[Aim]: Of all the lines here, how many include the string "СЕБЯ"? Answer with the number only.

[Data rows]:
################

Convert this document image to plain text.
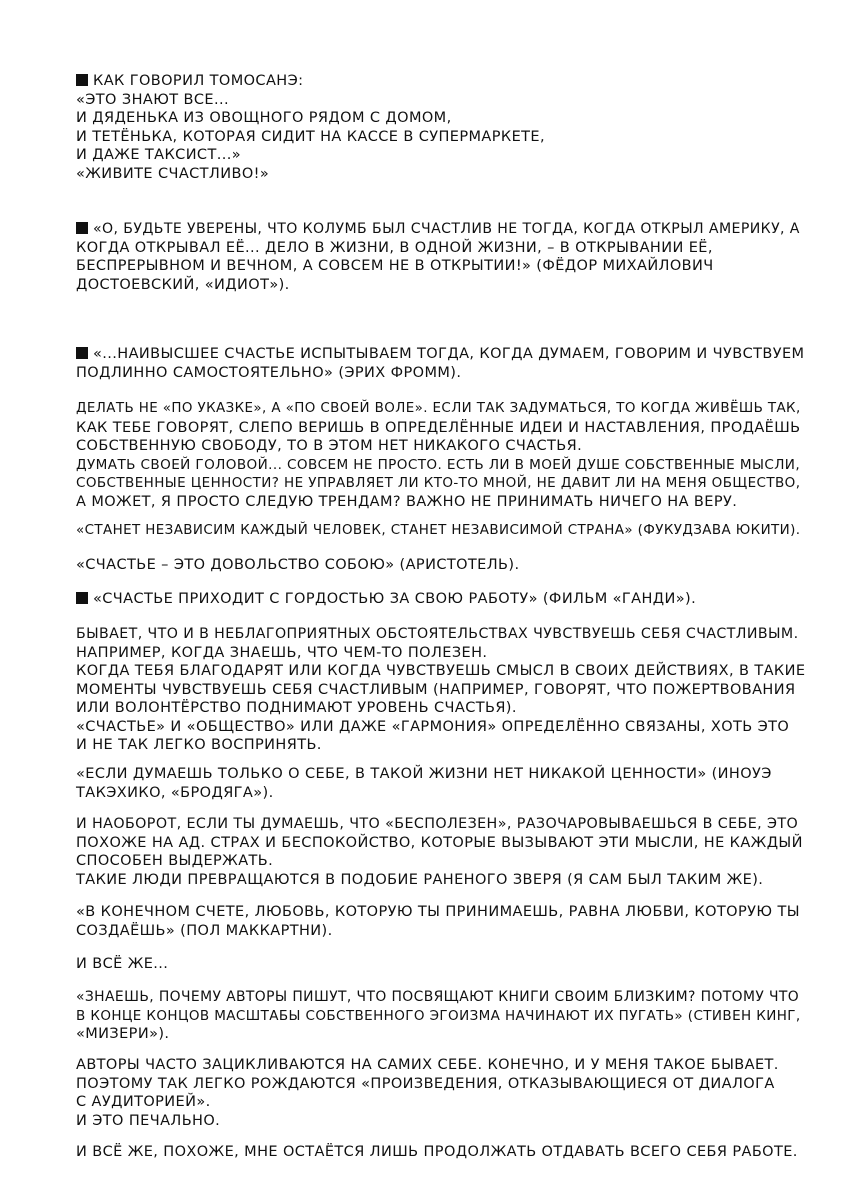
КАК ГОВОРИЛ ТОМОСАНЭ:
«ЭТО ЗНАЮТ ВСЕ...
И ДЯДЕНЬКА ИЗ ОВОЩНОГО РЯДОМ С ДОМОМ,
И ТЕТЁНЬКА, КОТОРАЯ СИДИТ НА КАССЕ В СУПЕРМАРКЕТЕ,
И ДАЖЕ ТАКСИСТ...»
«ЖИВИТЕ СЧАСТЛИВО!»
«О, БУДЬТЕ УВЕРЕНЫ, ЧТО КОЛУМБ БЫЛ СЧАСТЛИВ НЕ ТОГДА, КОГДА ОТКРЫЛ АМЕРИКУ, А
КОГДА ОТКРЫВАЛ ЕЁ... ДЕЛО В ЖИЗНИ, В ОДНОЙ ЖИЗНИ, – В ОТКРЫВАНИИ ЕЁ,
БЕСПРЕРЫВНОМ И ВЕЧНОМ, А СОВСЕМ НЕ В ОТКРЫТИИ!» (ФЁДОР МИХАЙЛОВИЧ
ДОСТОЕВСКИЙ, «ИДИОТ»).
«...НАИВЫСШЕЕ СЧАСТЬЕ ИСПЫТЫВАЕМ ТОГДА, КОГДА ДУМАЕМ, ГОВОРИМ И ЧУВСТВУЕМ
ПОДЛИННО САМОСТОЯТЕЛЬНО» (ЭРИХ ФРОММ).
ДЕЛАТЬ НЕ «ПО УКАЗКЕ», А «ПО СВОЕЙ ВОЛЕ». ЕСЛИ ТАК ЗАДУМАТЬСЯ, ТО КОГДА ЖИВЁШЬ ТАК,
КАК ТЕБЕ ГОВОРЯТ, СЛЕПО ВЕРИШЬ В ОПРЕДЕЛЁННЫЕ ИДЕИ И НАСТАВЛЕНИЯ, ПРОДАЁШЬ
СОБСТВЕННУЮ СВОБОДУ, ТО В ЭТОМ НЕТ НИКАКОГО СЧАСТЬЯ.
ДУМАТЬ СВОЕЙ ГОЛОВОЙ... СОВСЕМ НЕ ПРОСТО. ЕСТЬ ЛИ В МОЕЙ ДУШЕ СОБСТВЕННЫЕ МЫСЛИ,
СОБСТВЕННЫЕ ЦЕННОСТИ? НЕ УПРАВЛЯЕТ ЛИ КТО-ТО МНОЙ, НЕ ДАВИТ ЛИ НА МЕНЯ ОБЩЕСТВО,
А МОЖЕТ, Я ПРОСТО СЛЕДУЮ ТРЕНДАМ? ВАЖНО НЕ ПРИНИМАТЬ НИЧЕГО НА ВЕРУ.
«СТАНЕТ НЕЗАВИСИМ КАЖДЫЙ ЧЕЛОВЕК, СТАНЕТ НЕЗАВИСИМОЙ СТРАНА» (ФУКУДЗАВА ЮКИТИ).
«СЧАСТЬЕ – ЭТО ДОВОЛЬСТВО СОБОЮ» (АРИСТОТЕЛЬ).
«СЧАСТЬЕ ПРИХОДИТ С ГОРДОСТЬЮ ЗА СВОЮ РАБОТУ» (ФИЛЬМ «ГАНДИ»).
БЫВАЕТ, ЧТО И В НЕБЛАГОПРИЯТНЫХ ОБСТОЯТЕЛЬСТВАХ ЧУВСТВУЕШЬ СЕБЯ СЧАСТЛИВЫМ.
НАПРИМЕР, КОГДА ЗНАЕШЬ, ЧТО ЧЕМ-ТО ПОЛЕЗЕН.
КОГДА ТЕБЯ БЛАГОДАРЯТ ИЛИ КОГДА ЧУВСТВУЕШЬ СМЫСЛ В СВОИХ ДЕЙСТВИЯХ, В ТАКИЕ
МОМЕНТЫ ЧУВСТВУЕШЬ СЕБЯ СЧАСТЛИВЫМ (НАПРИМЕР, ГОВОРЯТ, ЧТО ПОЖЕРТВОВАНИЯ
ИЛИ ВОЛОНТЁРСТВО ПОДНИМАЮТ УРОВЕНЬ СЧАСТЬЯ).
«СЧАСТЬЕ» И «ОБЩЕСТВО» ИЛИ ДАЖЕ «ГАРМОНИЯ» ОПРЕДЕЛЁННО СВЯЗАНЫ, ХОТЬ ЭТО
И НЕ ТАК ЛЕГКО ВОСПРИНЯТЬ.
«ЕСЛИ ДУМАЕШЬ ТОЛЬКО О СЕБЕ, В ТАКОЙ ЖИЗНИ НЕТ НИКАКОЙ ЦЕННОСТИ» (ИНОУЭ
ТАКЭХИКО, «БРОДЯГА»).
И НАОБОРОТ, ЕСЛИ ТЫ ДУМАЕШЬ, ЧТО «БЕСПОЛЕЗЕН», РАЗОЧАРОВЫВАЕШЬСЯ В СЕБЕ, ЭТО
ПОХОЖЕ НА АД. СТРАХ И БЕСПОКОЙСТВО, КОТОРЫЕ ВЫЗЫВАЮТ ЭТИ МЫСЛИ, НЕ КАЖДЫЙ
СПОСОБЕН ВЫДЕРЖАТЬ.
ТАКИЕ ЛЮДИ ПРЕВРАЩАЮТСЯ В ПОДОБИЕ РАНЕНОГО ЗВЕРЯ (Я САМ БЫЛ ТАКИМ ЖЕ).
«В КОНЕЧНОМ СЧЕТЕ, ЛЮБОВЬ, КОТОРУЮ ТЫ ПРИНИМАЕШЬ, РАВНА ЛЮБВИ, КОТОРУЮ ТЫ
СОЗДАЁШЬ» (ПОЛ МАККАРТНИ).
И ВСЁ ЖЕ...
«ЗНАЕШЬ, ПОЧЕМУ АВТОРЫ ПИШУТ, ЧТО ПОСВЯЩАЮТ КНИГИ СВОИМ БЛИЗКИМ? ПОТОМУ ЧТО
В КОНЦЕ КОНЦОВ МАСШТАБЫ СОБСТВЕННОГО ЭГОИЗМА НАЧИНАЮТ ИХ ПУГАТЬ» (СТИВЕН КИНГ,
«МИЗЕРИ»).
АВТОРЫ ЧАСТО ЗАЦИКЛИВАЮТСЯ НА САМИХ СЕБЕ. КОНЕЧНО, И У МЕНЯ ТАКОЕ БЫВАЕТ.
ПОЭТОМУ ТАК ЛЕГКО РОЖДАЮТСЯ «ПРОИЗВЕДЕНИЯ, ОТКАЗЫВАЮЩИЕСЯ ОТ ДИАЛОГА
С АУДИТОРИЕЙ».
И ЭТО ПЕЧАЛЬНО.
И ВСЁ ЖЕ, ПОХОЖЕ, МНЕ ОСТАЁТСЯ ЛИШЬ ПРОДОЛЖАТЬ ОТДАВАТЬ ВСЕГО СЕБЯ РАБОТЕ.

################

[Written answer]: 3